• MATERIAL SHOWN:
╭──
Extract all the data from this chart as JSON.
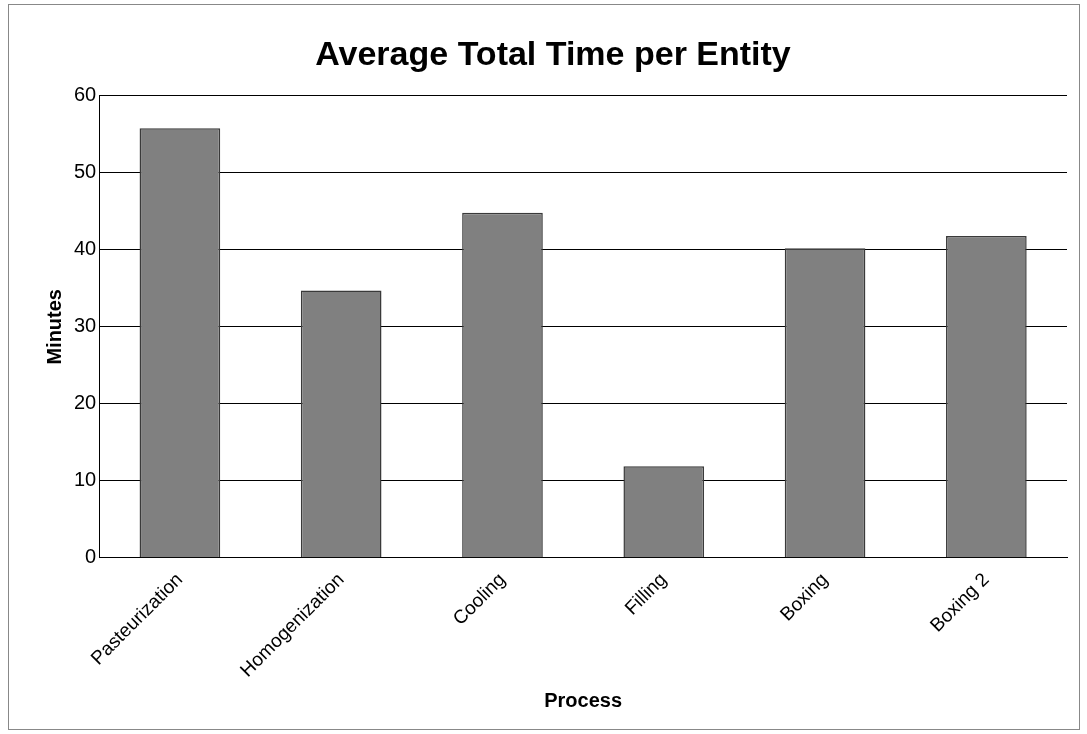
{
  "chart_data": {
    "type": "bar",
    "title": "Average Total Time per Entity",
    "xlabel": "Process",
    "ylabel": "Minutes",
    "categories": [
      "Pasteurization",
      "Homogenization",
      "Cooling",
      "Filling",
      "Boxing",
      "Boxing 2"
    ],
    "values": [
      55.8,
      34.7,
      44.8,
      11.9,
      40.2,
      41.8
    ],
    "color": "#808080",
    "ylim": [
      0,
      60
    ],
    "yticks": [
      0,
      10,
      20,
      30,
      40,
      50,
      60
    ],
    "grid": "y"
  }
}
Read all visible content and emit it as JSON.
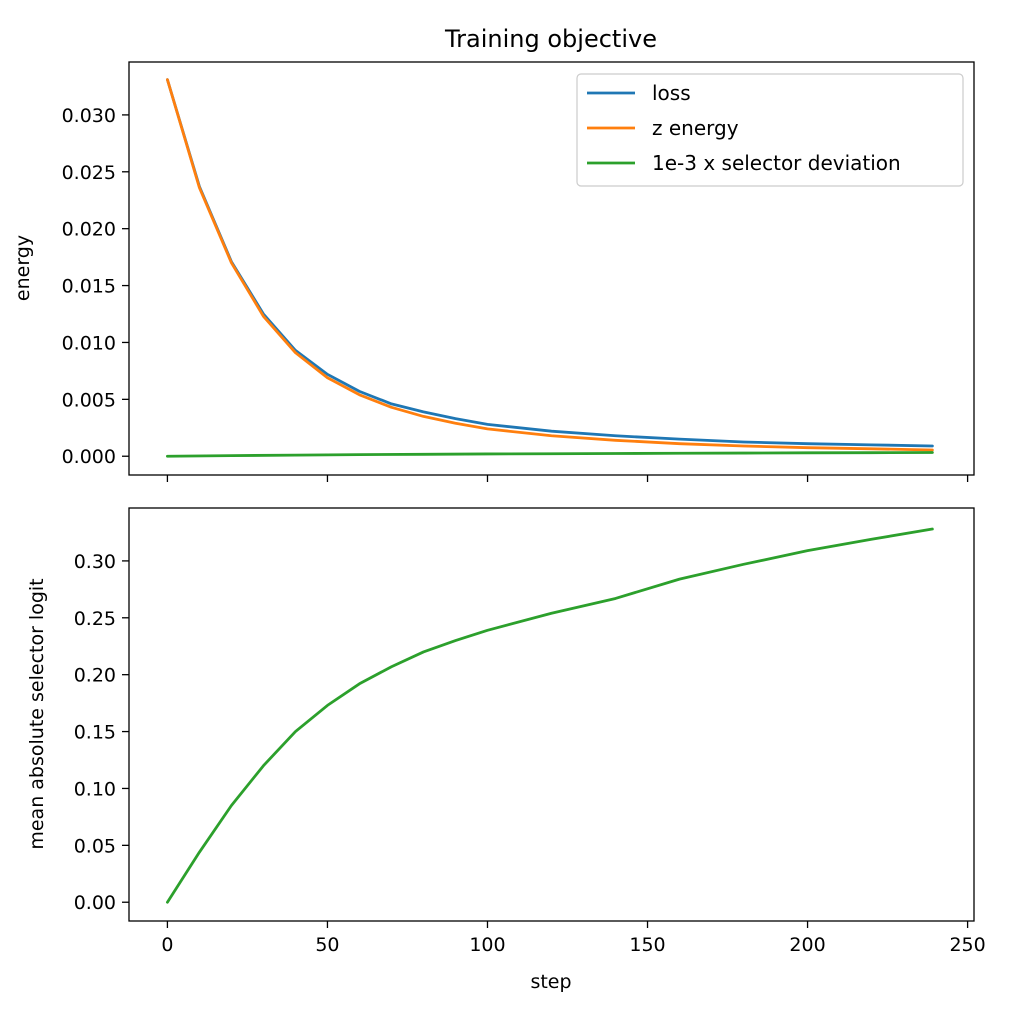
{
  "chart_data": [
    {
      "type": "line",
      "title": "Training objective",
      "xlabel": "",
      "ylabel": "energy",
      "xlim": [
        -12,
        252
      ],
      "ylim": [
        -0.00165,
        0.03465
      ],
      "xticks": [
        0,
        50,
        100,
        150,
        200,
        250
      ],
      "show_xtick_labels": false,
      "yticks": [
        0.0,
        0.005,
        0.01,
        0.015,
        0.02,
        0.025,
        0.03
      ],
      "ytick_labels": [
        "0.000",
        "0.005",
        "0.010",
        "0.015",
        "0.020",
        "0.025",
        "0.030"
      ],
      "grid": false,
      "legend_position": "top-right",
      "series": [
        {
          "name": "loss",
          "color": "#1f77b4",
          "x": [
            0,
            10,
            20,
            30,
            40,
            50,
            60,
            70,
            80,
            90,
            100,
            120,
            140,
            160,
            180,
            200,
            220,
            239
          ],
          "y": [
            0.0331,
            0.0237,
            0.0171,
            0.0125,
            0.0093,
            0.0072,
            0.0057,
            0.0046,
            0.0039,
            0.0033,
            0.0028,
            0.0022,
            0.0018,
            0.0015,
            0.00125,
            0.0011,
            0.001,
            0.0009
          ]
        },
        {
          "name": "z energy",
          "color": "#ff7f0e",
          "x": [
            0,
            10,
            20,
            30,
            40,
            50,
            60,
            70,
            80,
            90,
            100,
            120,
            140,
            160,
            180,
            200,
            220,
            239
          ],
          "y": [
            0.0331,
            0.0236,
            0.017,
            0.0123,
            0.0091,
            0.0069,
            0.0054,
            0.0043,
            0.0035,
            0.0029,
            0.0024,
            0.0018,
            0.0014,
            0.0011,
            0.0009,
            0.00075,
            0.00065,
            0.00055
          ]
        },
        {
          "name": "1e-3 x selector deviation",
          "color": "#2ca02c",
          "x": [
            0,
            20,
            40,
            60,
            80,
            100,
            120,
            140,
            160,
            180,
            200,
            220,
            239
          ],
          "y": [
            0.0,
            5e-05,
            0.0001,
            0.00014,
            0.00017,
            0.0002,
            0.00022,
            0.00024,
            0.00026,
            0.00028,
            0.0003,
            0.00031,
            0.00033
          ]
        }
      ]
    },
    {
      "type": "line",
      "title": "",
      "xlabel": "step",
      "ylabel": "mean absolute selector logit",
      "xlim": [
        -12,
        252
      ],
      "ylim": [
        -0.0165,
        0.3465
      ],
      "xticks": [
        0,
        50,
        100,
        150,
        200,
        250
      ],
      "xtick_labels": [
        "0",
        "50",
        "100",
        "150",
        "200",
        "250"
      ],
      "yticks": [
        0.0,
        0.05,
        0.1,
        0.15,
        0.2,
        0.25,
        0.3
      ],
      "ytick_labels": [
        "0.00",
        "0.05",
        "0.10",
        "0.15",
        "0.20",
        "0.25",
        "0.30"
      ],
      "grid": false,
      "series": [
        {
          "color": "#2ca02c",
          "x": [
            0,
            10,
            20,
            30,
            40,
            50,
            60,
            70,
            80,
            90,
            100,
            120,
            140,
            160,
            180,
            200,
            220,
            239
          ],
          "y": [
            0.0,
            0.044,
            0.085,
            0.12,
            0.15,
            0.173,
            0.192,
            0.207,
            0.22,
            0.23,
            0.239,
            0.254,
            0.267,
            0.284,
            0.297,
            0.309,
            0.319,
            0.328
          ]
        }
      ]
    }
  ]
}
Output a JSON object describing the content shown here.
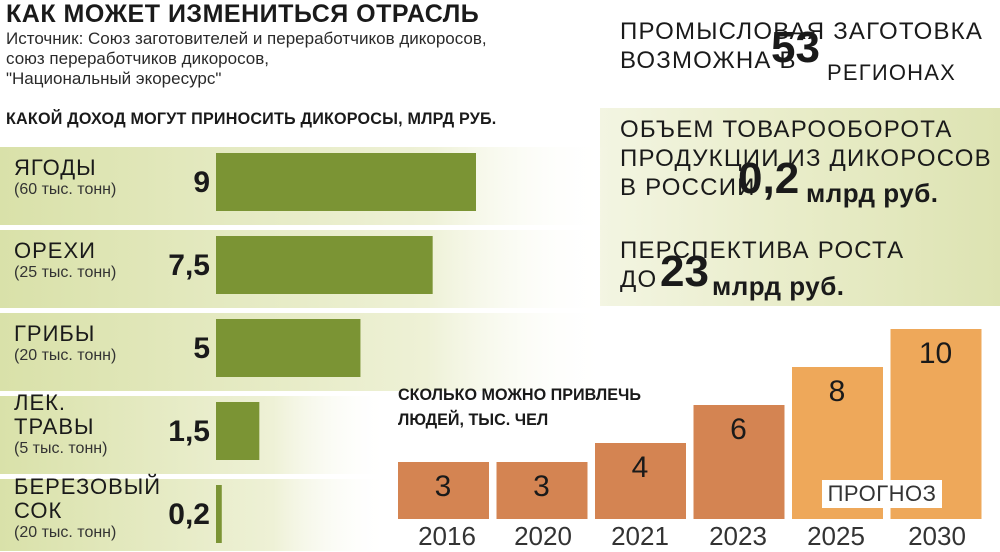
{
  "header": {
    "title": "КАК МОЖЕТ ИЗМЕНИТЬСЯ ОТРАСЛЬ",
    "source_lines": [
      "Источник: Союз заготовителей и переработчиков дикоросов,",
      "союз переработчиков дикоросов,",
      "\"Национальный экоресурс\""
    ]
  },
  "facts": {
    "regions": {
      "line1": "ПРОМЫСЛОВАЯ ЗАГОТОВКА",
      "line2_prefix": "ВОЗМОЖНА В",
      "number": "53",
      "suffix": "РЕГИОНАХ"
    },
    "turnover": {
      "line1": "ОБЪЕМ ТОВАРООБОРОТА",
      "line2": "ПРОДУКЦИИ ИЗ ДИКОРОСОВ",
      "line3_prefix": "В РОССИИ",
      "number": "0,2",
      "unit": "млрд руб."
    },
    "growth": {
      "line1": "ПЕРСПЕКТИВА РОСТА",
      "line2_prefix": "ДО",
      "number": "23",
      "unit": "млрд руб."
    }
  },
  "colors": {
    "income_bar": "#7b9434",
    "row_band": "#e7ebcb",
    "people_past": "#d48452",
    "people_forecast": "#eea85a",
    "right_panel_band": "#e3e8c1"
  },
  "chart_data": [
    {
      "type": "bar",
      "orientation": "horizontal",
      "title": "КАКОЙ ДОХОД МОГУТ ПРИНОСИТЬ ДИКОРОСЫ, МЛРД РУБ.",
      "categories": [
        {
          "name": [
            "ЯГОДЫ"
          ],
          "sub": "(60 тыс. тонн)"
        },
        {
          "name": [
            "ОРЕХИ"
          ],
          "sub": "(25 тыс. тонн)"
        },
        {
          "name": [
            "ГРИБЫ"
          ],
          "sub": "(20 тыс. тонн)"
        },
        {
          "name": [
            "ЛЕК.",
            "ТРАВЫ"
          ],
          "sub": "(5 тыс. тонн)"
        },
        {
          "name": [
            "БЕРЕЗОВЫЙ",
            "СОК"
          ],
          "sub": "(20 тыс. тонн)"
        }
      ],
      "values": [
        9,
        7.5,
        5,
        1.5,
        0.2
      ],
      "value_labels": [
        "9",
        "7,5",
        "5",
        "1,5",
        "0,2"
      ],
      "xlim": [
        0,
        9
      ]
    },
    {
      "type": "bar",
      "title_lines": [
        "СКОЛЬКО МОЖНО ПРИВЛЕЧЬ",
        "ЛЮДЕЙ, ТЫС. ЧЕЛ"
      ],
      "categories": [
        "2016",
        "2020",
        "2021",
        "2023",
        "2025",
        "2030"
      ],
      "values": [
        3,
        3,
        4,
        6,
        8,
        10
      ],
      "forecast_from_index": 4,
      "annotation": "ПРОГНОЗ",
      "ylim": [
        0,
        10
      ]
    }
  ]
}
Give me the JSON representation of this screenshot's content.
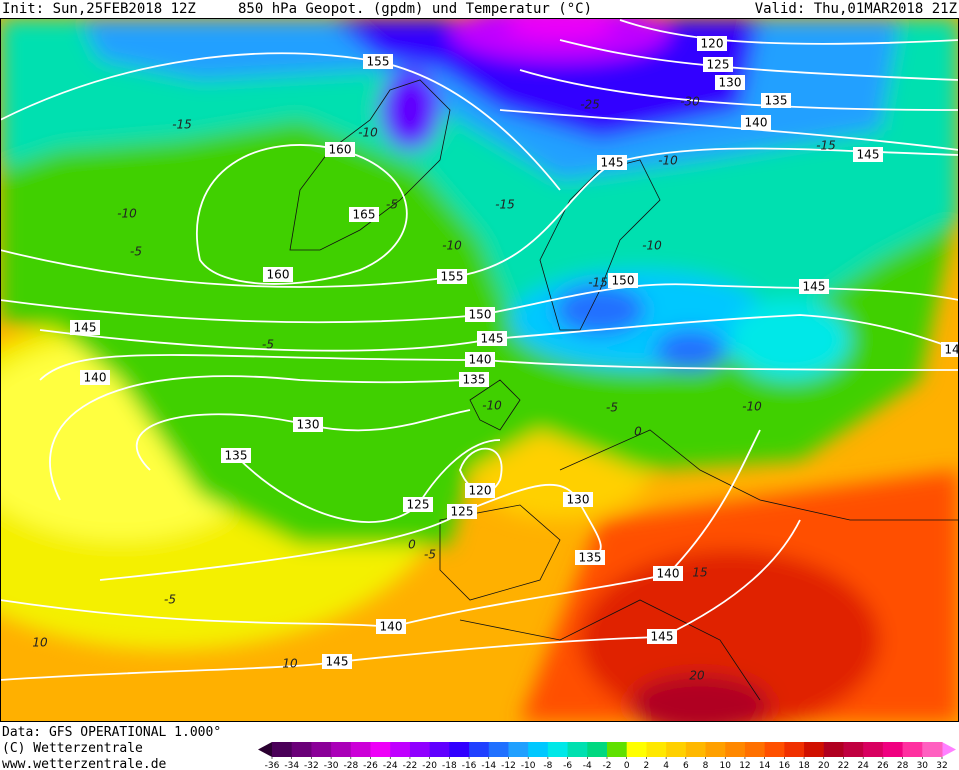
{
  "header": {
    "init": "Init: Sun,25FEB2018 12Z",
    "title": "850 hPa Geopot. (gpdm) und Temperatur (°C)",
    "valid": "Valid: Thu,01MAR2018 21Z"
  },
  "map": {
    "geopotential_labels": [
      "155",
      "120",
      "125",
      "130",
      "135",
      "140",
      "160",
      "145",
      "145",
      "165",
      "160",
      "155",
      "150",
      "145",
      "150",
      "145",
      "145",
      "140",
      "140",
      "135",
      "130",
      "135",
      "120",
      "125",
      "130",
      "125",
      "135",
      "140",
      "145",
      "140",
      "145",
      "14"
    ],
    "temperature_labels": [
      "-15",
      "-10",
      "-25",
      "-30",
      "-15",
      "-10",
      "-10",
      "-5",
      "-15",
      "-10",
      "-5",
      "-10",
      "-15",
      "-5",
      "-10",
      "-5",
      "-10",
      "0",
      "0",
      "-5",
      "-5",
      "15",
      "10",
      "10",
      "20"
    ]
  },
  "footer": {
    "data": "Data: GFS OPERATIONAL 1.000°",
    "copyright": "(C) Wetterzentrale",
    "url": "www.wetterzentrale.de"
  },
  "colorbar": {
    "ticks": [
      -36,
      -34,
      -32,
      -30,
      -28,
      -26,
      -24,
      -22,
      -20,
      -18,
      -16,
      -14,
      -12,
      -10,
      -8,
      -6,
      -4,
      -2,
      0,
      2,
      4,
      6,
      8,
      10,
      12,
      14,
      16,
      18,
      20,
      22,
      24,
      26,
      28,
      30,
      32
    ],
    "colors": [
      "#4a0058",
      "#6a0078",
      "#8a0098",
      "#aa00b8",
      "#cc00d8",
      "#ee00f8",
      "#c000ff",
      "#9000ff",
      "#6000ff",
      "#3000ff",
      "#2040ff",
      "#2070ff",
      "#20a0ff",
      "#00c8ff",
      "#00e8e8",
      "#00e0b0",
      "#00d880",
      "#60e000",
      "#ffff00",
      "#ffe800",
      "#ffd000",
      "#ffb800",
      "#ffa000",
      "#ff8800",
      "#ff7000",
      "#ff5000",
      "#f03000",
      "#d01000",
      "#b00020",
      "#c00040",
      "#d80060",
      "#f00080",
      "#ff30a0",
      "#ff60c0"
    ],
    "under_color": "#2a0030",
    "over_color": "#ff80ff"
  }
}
╰──
• SET EXERCISE:
Using the material above, report each line where "content" occurs.

• COMPLETED EXERCISE:
Read all visible content and emit it as JSON.
Output a JSON object describing the content shown here.
Give me the JSON representation of this screenshot's content.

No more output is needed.